Data in this exercise:
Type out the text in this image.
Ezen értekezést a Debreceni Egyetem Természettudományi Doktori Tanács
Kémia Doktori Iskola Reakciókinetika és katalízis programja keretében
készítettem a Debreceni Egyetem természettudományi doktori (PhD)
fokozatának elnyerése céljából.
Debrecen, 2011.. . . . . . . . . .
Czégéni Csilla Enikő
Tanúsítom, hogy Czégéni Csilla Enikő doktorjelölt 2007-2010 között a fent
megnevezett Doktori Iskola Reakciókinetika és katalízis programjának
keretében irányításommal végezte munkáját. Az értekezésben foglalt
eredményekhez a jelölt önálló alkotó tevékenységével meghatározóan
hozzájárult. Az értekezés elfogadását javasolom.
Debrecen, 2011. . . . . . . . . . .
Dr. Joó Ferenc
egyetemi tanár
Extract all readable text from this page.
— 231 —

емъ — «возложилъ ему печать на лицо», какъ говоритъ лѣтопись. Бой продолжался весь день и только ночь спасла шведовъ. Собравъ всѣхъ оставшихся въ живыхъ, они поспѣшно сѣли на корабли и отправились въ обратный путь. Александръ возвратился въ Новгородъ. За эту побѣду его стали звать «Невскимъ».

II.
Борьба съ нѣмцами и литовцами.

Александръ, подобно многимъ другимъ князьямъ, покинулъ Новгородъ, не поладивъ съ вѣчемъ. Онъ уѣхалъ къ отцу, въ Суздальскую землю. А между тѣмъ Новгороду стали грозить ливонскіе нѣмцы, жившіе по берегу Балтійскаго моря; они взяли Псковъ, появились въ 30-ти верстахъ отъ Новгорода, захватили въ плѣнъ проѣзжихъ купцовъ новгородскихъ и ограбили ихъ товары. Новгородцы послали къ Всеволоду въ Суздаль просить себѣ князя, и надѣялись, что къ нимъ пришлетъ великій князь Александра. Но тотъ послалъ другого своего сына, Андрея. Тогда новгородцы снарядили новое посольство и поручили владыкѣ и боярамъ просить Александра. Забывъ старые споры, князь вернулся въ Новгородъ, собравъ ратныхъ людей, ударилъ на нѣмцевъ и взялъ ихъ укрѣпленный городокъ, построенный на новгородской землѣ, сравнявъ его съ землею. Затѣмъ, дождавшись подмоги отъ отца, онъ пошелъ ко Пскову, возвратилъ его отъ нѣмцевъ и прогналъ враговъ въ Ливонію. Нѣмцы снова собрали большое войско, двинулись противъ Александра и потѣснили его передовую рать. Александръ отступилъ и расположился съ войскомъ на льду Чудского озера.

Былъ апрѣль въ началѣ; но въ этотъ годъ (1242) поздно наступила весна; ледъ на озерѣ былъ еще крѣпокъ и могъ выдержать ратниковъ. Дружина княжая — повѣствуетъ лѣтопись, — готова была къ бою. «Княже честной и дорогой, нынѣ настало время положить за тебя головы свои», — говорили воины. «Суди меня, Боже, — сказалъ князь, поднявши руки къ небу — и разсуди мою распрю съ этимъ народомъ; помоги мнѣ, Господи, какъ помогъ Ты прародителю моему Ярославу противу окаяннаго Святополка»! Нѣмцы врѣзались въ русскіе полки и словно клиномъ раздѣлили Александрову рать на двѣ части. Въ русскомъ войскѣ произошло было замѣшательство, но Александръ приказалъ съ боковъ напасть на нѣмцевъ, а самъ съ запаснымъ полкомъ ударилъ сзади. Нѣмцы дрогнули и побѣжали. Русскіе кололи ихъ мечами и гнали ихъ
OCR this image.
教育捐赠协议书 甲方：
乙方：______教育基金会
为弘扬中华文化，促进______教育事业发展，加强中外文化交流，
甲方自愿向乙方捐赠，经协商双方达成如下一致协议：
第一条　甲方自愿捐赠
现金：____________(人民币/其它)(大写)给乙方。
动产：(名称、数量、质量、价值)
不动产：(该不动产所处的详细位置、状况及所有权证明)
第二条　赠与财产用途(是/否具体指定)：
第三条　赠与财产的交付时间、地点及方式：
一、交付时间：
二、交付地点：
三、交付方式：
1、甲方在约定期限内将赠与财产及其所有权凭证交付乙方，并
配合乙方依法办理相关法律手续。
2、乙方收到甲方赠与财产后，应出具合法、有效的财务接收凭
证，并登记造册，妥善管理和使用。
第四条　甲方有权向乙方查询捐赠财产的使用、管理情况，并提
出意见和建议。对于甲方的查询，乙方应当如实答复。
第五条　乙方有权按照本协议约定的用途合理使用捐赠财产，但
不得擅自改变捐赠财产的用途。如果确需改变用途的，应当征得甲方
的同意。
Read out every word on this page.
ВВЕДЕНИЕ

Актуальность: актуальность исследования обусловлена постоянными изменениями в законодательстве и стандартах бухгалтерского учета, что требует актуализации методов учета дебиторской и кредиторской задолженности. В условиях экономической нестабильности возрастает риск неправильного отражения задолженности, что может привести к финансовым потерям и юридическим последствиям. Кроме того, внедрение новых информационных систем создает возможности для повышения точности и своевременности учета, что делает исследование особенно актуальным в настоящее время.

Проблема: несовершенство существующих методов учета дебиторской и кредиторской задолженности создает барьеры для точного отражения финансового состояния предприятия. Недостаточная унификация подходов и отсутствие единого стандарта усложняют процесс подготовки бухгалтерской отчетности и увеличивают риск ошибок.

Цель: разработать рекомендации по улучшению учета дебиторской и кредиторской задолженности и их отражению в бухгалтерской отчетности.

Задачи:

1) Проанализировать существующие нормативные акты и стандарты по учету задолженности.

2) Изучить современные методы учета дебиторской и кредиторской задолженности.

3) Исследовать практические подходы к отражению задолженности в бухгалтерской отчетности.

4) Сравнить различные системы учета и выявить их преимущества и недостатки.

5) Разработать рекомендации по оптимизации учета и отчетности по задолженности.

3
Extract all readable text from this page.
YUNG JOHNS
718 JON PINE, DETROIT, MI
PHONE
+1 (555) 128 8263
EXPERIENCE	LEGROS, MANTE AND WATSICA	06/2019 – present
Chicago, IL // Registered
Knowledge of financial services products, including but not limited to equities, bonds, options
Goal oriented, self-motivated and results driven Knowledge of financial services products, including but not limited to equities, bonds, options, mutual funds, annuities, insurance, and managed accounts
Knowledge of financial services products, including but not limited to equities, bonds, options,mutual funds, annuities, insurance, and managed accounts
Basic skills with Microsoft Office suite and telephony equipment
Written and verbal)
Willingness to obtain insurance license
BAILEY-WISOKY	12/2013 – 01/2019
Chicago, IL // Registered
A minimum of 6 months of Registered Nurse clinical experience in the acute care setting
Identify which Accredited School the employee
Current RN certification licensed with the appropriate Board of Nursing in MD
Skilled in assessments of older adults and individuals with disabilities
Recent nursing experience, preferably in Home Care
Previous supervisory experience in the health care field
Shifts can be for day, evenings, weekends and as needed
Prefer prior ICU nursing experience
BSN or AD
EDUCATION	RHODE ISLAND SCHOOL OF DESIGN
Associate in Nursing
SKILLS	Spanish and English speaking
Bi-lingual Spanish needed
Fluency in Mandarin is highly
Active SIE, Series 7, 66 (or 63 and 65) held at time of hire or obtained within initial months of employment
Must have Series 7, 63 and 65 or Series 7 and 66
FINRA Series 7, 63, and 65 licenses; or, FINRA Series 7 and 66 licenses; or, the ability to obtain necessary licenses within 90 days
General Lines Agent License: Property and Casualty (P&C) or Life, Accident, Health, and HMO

What you will do: Using the records given above, list every line that includes the word "Enikő".

Result for this task:
Czégéni Csilla Enikő
Tanúsítom, hogy Czégéni Csilla Enikő doktorjelölt 2007-2010 között a fent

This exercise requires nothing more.